* **The problem**: Quote the listing in full, exactly as given, minus any pictures.

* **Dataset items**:
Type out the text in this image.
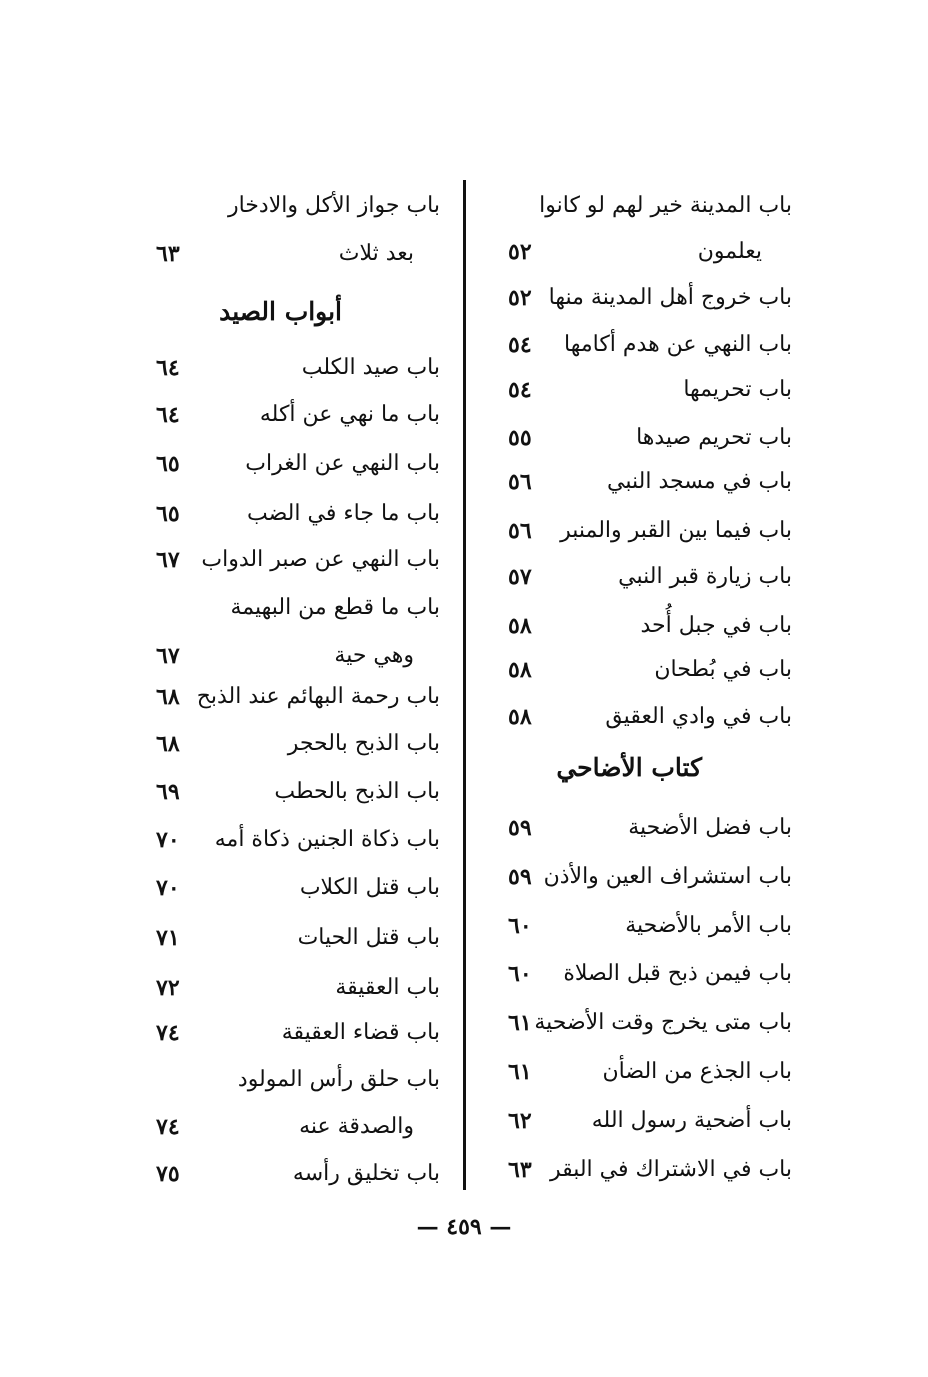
باب المدينة خير لهم لو كانوا
يعلمون
٥٢
باب خروج أهل المدينة منها
٥٢
باب النهي عن هدم أكامها
٥٤
باب تحريمها
٥٤
باب تحريم صيدها
٥٥
باب في مسجد النبي
٥٦
باب فيما بين القبر والمنبر
٥٦
باب زيارة قبر النبي
٥٧
باب في جبل أُحد
٥٨
باب في بُطحان
٥٨
باب في وادي العقيق
٥٨
كتاب الأضاحي
باب فضل الأضحية
٥٩
باب استشراف العين والأذن
٥٩
باب الأمر بالأضحية
٦٠
باب فيمن ذبح قبل الصلاة
٦٠
باب متى يخرج وقت الأضحية
٦١
باب الجذع من الضأن
٦١
باب أضحية رسول الله
٦٢
باب في الاشتراك في البقر
٦٣
باب جواز الأكل والادخار
بعد ثلاث
٦٣
أبواب الصيد
باب صيد الكلب
٦٤
باب ما نهي عن أكله
٦٤
باب النهي عن الغراب
٦٥
باب ما جاء في الضب
٦٥
باب النهي عن صبر الدواب
٦٧
باب ما قطع من البهيمة
وهي حية
٦٧
باب رحمة البهائم عند الذبح
٦٨
باب الذبح بالحجر
٦٨
باب الذبح بالحطب
٦٩
باب ذكاة الجنين ذكاة أمه
٧٠
باب قتل الكلاب
٧٠
باب قتل الحيات
٧١
باب العقيقة
٧٢
باب قضاء العقيقة
٧٤
باب حلق رأس المولود
والصدقة عنه
٧٤
باب تخليق رأسه
٧٥
— ٤٥٩ —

* **The response**:
Type out the text in this image.
باب المدينة خير لهم لو كانوا
يعلمون
٥٢
باب خروج أهل المدينة منها
٥٢
باب النهي عن هدم أكامها
٥٤
باب تحريمها
٥٤
باب تحريم صيدها
٥٥
باب في مسجد النبي
٥٦
باب فيما بين القبر والمنبر
٥٦
باب زيارة قبر النبي
٥٧
باب في جبل أُحد
٥٨
باب في بُطحان
٥٨
باب في وادي العقيق
٥٨
كتاب الأضاحي
باب فضل الأضحية
٥٩
باب استشراف العين والأذن
٥٩
باب الأمر بالأضحية
٦٠
باب فيمن ذبح قبل الصلاة
٦٠
باب متى يخرج وقت الأضحية
٦١
باب الجذع من الضأن
٦١
باب أضحية رسول الله
٦٢
باب في الاشتراك في البقر
٦٣
باب جواز الأكل والادخار
بعد ثلاث
٦٣
أبواب الصيد
باب صيد الكلب
٦٤
باب ما نهي عن أكله
٦٤
باب النهي عن الغراب
٦٥
باب ما جاء في الضب
٦٥
باب النهي عن صبر الدواب
٦٧
باب ما قطع من البهيمة
وهي حية
٦٧
باب رحمة البهائم عند الذبح
٦٨
باب الذبح بالحجر
٦٨
باب الذبح بالحطب
٦٩
باب ذكاة الجنين ذكاة أمه
٧٠
باب قتل الكلاب
٧٠
باب قتل الحيات
٧١
باب العقيقة
٧٢
باب قضاء العقيقة
٧٤
باب حلق رأس المولود
والصدقة عنه
٧٤
باب تخليق رأسه
٧٥
— ٤٥٩ —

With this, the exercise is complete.